STATED TASK:
Transcribe the material below exactly as it appears.

Items from a data source
^^^^^^^^^^^^^^^^

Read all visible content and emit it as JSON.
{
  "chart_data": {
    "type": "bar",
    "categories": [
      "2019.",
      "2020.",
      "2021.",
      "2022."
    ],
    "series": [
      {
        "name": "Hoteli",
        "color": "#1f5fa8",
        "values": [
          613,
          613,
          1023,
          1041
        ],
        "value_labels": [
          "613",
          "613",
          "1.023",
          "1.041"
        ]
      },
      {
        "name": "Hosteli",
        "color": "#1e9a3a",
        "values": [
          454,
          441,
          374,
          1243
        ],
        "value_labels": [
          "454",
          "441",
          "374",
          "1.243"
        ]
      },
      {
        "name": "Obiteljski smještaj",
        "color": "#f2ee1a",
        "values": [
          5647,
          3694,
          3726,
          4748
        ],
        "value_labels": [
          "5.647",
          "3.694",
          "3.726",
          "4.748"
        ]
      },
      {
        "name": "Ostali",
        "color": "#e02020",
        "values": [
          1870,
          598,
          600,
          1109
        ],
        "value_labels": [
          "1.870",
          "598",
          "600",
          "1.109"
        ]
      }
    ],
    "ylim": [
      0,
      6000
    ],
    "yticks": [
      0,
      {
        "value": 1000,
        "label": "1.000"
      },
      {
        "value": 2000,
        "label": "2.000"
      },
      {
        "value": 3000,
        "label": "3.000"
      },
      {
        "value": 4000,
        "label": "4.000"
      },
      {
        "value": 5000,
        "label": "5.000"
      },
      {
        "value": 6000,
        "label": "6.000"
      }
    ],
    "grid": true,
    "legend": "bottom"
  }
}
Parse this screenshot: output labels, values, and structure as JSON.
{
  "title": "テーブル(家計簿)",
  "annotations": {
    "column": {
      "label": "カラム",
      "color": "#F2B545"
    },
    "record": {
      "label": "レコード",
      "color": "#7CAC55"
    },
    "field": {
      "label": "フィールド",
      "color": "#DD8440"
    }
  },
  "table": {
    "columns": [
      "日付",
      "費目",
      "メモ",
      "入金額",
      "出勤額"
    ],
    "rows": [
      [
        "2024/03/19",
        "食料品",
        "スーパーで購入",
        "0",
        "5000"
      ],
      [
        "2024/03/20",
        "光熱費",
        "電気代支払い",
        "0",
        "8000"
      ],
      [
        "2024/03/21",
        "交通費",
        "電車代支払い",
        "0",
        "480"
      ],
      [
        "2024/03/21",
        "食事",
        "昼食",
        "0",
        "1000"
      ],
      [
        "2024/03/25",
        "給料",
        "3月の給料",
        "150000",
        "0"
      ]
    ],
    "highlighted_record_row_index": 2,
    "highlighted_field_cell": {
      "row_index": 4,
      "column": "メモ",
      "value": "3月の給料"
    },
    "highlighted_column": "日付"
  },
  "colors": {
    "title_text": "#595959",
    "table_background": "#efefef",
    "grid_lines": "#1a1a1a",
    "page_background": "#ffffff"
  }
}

^^^^^^^^^^^^^^^^

SOLUTION:
Read all visible content and emit it as JSON.
{
  "chart_data": {
    "type": "bar",
    "categories": [
      "2019.",
      "2020.",
      "2021.",
      "2022."
    ],
    "series": [
      {
        "name": "Hoteli",
        "color": "#1f5fa8",
        "values": [
          613,
          613,
          1023,
          1041
        ],
        "value_labels": [
          "613",
          "613",
          "1.023",
          "1.041"
        ]
      },
      {
        "name": "Hosteli",
        "color": "#1e9a3a",
        "values": [
          454,
          441,
          374,
          1243
        ],
        "value_labels": [
          "454",
          "441",
          "374",
          "1.243"
        ]
      },
      {
        "name": "Obiteljski smještaj",
        "color": "#f2ee1a",
        "values": [
          5647,
          3694,
          3726,
          4748
        ],
        "value_labels": [
          "5.647",
          "3.694",
          "3.726",
          "4.748"
        ]
      },
      {
        "name": "Ostali",
        "color": "#e02020",
        "values": [
          1870,
          598,
          600,
          1109
        ],
        "value_labels": [
          "1.870",
          "598",
          "600",
          "1.109"
        ]
      }
    ],
    "ylim": [
      0,
      6000
    ],
    "yticks": [
      0,
      {
        "value": 1000,
        "label": "1.000"
      },
      {
        "value": 2000,
        "label": "2.000"
      },
      {
        "value": 3000,
        "label": "3.000"
      },
      {
        "value": 4000,
        "label": "4.000"
      },
      {
        "value": 5000,
        "label": "5.000"
      },
      {
        "value": 6000,
        "label": "6.000"
      }
    ],
    "grid": true,
    "legend": "bottom"
  }
}
Parse this screenshot: output labels, values, and structure as JSON.
{
  "title": "テーブル(家計簿)",
  "annotations": {
    "column": {
      "label": "カラム",
      "color": "#F2B545"
    },
    "record": {
      "label": "レコード",
      "color": "#7CAC55"
    },
    "field": {
      "label": "フィールド",
      "color": "#DD8440"
    }
  },
  "table": {
    "columns": [
      "日付",
      "費目",
      "メモ",
      "入金額",
      "出勤額"
    ],
    "rows": [
      [
        "2024/03/19",
        "食料品",
        "スーパーで購入",
        "0",
        "5000"
      ],
      [
        "2024/03/20",
        "光熱費",
        "電気代支払い",
        "0",
        "8000"
      ],
      [
        "2024/03/21",
        "交通費",
        "電車代支払い",
        "0",
        "480"
      ],
      [
        "2024/03/21",
        "食事",
        "昼食",
        "0",
        "1000"
      ],
      [
        "2024/03/25",
        "給料",
        "3月の給料",
        "150000",
        "0"
      ]
    ],
    "highlighted_record_row_index": 2,
    "highlighted_field_cell": {
      "row_index": 4,
      "column": "メモ",
      "value": "3月の給料"
    },
    "highlighted_column": "日付"
  },
  "colors": {
    "title_text": "#595959",
    "table_background": "#efefef",
    "grid_lines": "#1a1a1a",
    "page_background": "#ffffff"
  }
}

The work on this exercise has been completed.